◆ Aim of the exercise ◆
Every entry must be copied word for word.

-- Data entries start --

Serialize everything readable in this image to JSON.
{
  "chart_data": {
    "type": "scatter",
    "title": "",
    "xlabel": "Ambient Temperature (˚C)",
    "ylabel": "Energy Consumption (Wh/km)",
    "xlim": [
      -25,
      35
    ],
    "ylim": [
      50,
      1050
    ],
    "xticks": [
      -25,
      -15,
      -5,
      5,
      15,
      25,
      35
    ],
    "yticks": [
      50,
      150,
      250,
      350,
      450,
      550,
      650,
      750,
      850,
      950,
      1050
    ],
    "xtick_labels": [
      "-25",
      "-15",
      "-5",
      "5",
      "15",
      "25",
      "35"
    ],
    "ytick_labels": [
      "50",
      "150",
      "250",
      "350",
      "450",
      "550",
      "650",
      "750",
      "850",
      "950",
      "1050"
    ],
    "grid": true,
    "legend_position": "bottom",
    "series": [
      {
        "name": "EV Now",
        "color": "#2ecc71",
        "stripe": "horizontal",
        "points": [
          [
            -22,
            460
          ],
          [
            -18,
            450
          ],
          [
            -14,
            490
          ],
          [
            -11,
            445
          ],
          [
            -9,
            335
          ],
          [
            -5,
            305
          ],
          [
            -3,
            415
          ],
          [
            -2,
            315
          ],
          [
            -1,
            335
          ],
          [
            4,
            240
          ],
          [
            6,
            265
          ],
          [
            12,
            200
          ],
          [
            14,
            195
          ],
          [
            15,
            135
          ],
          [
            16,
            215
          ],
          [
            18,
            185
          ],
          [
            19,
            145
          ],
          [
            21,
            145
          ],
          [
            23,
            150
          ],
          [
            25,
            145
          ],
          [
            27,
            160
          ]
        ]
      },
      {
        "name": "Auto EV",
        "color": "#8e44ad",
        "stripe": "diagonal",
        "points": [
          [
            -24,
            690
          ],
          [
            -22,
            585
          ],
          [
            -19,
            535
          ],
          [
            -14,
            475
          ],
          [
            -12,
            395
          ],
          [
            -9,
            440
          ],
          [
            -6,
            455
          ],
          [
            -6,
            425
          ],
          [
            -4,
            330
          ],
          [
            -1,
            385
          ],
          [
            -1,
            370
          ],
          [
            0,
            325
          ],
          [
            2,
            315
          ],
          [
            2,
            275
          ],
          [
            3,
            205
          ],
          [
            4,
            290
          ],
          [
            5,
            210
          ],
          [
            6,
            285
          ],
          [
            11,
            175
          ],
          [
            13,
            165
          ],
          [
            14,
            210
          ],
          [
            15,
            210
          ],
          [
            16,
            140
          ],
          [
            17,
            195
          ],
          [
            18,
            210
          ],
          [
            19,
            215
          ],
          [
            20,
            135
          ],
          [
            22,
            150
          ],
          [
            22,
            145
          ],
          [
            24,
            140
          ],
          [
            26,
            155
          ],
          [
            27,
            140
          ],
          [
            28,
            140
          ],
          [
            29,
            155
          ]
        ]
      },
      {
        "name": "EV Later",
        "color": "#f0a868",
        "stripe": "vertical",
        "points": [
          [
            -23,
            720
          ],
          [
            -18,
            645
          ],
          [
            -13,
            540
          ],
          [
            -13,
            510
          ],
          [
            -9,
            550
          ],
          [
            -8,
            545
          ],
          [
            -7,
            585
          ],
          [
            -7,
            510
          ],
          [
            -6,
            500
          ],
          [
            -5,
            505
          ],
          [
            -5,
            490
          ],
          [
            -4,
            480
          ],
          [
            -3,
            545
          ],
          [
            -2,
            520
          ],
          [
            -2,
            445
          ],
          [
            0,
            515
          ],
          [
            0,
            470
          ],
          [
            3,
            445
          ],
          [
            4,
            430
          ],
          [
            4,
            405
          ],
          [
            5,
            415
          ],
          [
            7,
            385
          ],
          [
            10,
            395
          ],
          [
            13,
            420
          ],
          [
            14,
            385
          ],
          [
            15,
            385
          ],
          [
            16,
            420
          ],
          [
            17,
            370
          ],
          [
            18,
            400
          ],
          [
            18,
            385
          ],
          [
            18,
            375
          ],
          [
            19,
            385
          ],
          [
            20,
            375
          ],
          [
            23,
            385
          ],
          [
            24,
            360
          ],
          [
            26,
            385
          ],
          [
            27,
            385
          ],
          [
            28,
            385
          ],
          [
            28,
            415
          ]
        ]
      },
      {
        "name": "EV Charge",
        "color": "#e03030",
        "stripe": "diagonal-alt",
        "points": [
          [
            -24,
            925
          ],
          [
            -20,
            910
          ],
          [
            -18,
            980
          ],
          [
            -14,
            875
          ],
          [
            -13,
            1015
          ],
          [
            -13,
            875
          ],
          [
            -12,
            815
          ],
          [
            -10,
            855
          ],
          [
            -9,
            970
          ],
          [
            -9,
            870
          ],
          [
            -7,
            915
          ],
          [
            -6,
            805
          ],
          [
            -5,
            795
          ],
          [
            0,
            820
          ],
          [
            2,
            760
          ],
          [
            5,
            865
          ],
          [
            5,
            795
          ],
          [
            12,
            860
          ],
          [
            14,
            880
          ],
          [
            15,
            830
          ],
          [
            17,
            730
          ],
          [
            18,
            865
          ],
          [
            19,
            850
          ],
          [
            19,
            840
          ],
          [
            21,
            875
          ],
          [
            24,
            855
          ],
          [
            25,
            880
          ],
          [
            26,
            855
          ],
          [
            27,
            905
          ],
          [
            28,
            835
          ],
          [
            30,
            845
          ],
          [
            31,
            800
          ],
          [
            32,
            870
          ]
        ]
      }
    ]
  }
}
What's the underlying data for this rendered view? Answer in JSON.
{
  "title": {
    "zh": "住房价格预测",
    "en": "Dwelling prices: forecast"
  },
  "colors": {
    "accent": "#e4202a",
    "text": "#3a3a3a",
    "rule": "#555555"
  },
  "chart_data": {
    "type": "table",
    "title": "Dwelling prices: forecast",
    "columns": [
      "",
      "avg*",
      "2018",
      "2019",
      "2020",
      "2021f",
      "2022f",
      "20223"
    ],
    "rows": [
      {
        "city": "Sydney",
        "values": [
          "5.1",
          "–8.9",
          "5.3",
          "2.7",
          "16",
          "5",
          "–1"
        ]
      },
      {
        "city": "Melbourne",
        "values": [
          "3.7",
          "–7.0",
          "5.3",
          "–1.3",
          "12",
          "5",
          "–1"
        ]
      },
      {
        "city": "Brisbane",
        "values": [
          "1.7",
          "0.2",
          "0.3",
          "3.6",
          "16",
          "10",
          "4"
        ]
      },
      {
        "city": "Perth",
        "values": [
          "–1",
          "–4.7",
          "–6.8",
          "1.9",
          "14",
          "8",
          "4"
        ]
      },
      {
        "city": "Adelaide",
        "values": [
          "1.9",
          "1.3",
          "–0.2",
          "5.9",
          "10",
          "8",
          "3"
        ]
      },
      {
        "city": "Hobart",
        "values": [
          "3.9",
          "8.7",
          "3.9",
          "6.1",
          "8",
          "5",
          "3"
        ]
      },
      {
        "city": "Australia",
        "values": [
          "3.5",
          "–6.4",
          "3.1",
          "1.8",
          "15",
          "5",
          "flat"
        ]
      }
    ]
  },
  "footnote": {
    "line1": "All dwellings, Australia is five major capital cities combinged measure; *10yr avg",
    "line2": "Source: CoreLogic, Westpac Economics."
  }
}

-- Data entries end --

◆ Worked answer ◆
Serialize everything readable in this image to JSON.
{
  "chart_data": {
    "type": "scatter",
    "title": "",
    "xlabel": "Ambient Temperature (˚C)",
    "ylabel": "Energy Consumption (Wh/km)",
    "xlim": [
      -25,
      35
    ],
    "ylim": [
      50,
      1050
    ],
    "xticks": [
      -25,
      -15,
      -5,
      5,
      15,
      25,
      35
    ],
    "yticks": [
      50,
      150,
      250,
      350,
      450,
      550,
      650,
      750,
      850,
      950,
      1050
    ],
    "xtick_labels": [
      "-25",
      "-15",
      "-5",
      "5",
      "15",
      "25",
      "35"
    ],
    "ytick_labels": [
      "50",
      "150",
      "250",
      "350",
      "450",
      "550",
      "650",
      "750",
      "850",
      "950",
      "1050"
    ],
    "grid": true,
    "legend_position": "bottom",
    "series": [
      {
        "name": "EV Now",
        "color": "#2ecc71",
        "stripe": "horizontal",
        "points": [
          [
            -22,
            460
          ],
          [
            -18,
            450
          ],
          [
            -14,
            490
          ],
          [
            -11,
            445
          ],
          [
            -9,
            335
          ],
          [
            -5,
            305
          ],
          [
            -3,
            415
          ],
          [
            -2,
            315
          ],
          [
            -1,
            335
          ],
          [
            4,
            240
          ],
          [
            6,
            265
          ],
          [
            12,
            200
          ],
          [
            14,
            195
          ],
          [
            15,
            135
          ],
          [
            16,
            215
          ],
          [
            18,
            185
          ],
          [
            19,
            145
          ],
          [
            21,
            145
          ],
          [
            23,
            150
          ],
          [
            25,
            145
          ],
          [
            27,
            160
          ]
        ]
      },
      {
        "name": "Auto EV",
        "color": "#8e44ad",
        "stripe": "diagonal",
        "points": [
          [
            -24,
            690
          ],
          [
            -22,
            585
          ],
          [
            -19,
            535
          ],
          [
            -14,
            475
          ],
          [
            -12,
            395
          ],
          [
            -9,
            440
          ],
          [
            -6,
            455
          ],
          [
            -6,
            425
          ],
          [
            -4,
            330
          ],
          [
            -1,
            385
          ],
          [
            -1,
            370
          ],
          [
            0,
            325
          ],
          [
            2,
            315
          ],
          [
            2,
            275
          ],
          [
            3,
            205
          ],
          [
            4,
            290
          ],
          [
            5,
            210
          ],
          [
            6,
            285
          ],
          [
            11,
            175
          ],
          [
            13,
            165
          ],
          [
            14,
            210
          ],
          [
            15,
            210
          ],
          [
            16,
            140
          ],
          [
            17,
            195
          ],
          [
            18,
            210
          ],
          [
            19,
            215
          ],
          [
            20,
            135
          ],
          [
            22,
            150
          ],
          [
            22,
            145
          ],
          [
            24,
            140
          ],
          [
            26,
            155
          ],
          [
            27,
            140
          ],
          [
            28,
            140
          ],
          [
            29,
            155
          ]
        ]
      },
      {
        "name": "EV Later",
        "color": "#f0a868",
        "stripe": "vertical",
        "points": [
          [
            -23,
            720
          ],
          [
            -18,
            645
          ],
          [
            -13,
            540
          ],
          [
            -13,
            510
          ],
          [
            -9,
            550
          ],
          [
            -8,
            545
          ],
          [
            -7,
            585
          ],
          [
            -7,
            510
          ],
          [
            -6,
            500
          ],
          [
            -5,
            505
          ],
          [
            -5,
            490
          ],
          [
            -4,
            480
          ],
          [
            -3,
            545
          ],
          [
            -2,
            520
          ],
          [
            -2,
            445
          ],
          [
            0,
            515
          ],
          [
            0,
            470
          ],
          [
            3,
            445
          ],
          [
            4,
            430
          ],
          [
            4,
            405
          ],
          [
            5,
            415
          ],
          [
            7,
            385
          ],
          [
            10,
            395
          ],
          [
            13,
            420
          ],
          [
            14,
            385
          ],
          [
            15,
            385
          ],
          [
            16,
            420
          ],
          [
            17,
            370
          ],
          [
            18,
            400
          ],
          [
            18,
            385
          ],
          [
            18,
            375
          ],
          [
            19,
            385
          ],
          [
            20,
            375
          ],
          [
            23,
            385
          ],
          [
            24,
            360
          ],
          [
            26,
            385
          ],
          [
            27,
            385
          ],
          [
            28,
            385
          ],
          [
            28,
            415
          ]
        ]
      },
      {
        "name": "EV Charge",
        "color": "#e03030",
        "stripe": "diagonal-alt",
        "points": [
          [
            -24,
            925
          ],
          [
            -20,
            910
          ],
          [
            -18,
            980
          ],
          [
            -14,
            875
          ],
          [
            -13,
            1015
          ],
          [
            -13,
            875
          ],
          [
            -12,
            815
          ],
          [
            -10,
            855
          ],
          [
            -9,
            970
          ],
          [
            -9,
            870
          ],
          [
            -7,
            915
          ],
          [
            -6,
            805
          ],
          [
            -5,
            795
          ],
          [
            0,
            820
          ],
          [
            2,
            760
          ],
          [
            5,
            865
          ],
          [
            5,
            795
          ],
          [
            12,
            860
          ],
          [
            14,
            880
          ],
          [
            15,
            830
          ],
          [
            17,
            730
          ],
          [
            18,
            865
          ],
          [
            19,
            850
          ],
          [
            19,
            840
          ],
          [
            21,
            875
          ],
          [
            24,
            855
          ],
          [
            25,
            880
          ],
          [
            26,
            855
          ],
          [
            27,
            905
          ],
          [
            28,
            835
          ],
          [
            30,
            845
          ],
          [
            31,
            800
          ],
          [
            32,
            870
          ]
        ]
      }
    ]
  }
}
What's the underlying data for this rendered view? Answer in JSON.
{
  "title": {
    "zh": "住房价格预测",
    "en": "Dwelling prices: forecast"
  },
  "colors": {
    "accent": "#e4202a",
    "text": "#3a3a3a",
    "rule": "#555555"
  },
  "chart_data": {
    "type": "table",
    "title": "Dwelling prices: forecast",
    "columns": [
      "",
      "avg*",
      "2018",
      "2019",
      "2020",
      "2021f",
      "2022f",
      "20223"
    ],
    "rows": [
      {
        "city": "Sydney",
        "values": [
          "5.1",
          "–8.9",
          "5.3",
          "2.7",
          "16",
          "5",
          "–1"
        ]
      },
      {
        "city": "Melbourne",
        "values": [
          "3.7",
          "–7.0",
          "5.3",
          "–1.3",
          "12",
          "5",
          "–1"
        ]
      },
      {
        "city": "Brisbane",
        "values": [
          "1.7",
          "0.2",
          "0.3",
          "3.6",
          "16",
          "10",
          "4"
        ]
      },
      {
        "city": "Perth",
        "values": [
          "–1",
          "–4.7",
          "–6.8",
          "1.9",
          "14",
          "8",
          "4"
        ]
      },
      {
        "city": "Adelaide",
        "values": [
          "1.9",
          "1.3",
          "–0.2",
          "5.9",
          "10",
          "8",
          "3"
        ]
      },
      {
        "city": "Hobart",
        "values": [
          "3.9",
          "8.7",
          "3.9",
          "6.1",
          "8",
          "5",
          "3"
        ]
      },
      {
        "city": "Australia",
        "values": [
          "3.5",
          "–6.4",
          "3.1",
          "1.8",
          "15",
          "5",
          "flat"
        ]
      }
    ]
  },
  "footnote": {
    "line1": "All dwellings, Australia is five major capital cities combinged measure; *10yr avg",
    "line2": "Source: CoreLogic, Westpac Economics."
  }
}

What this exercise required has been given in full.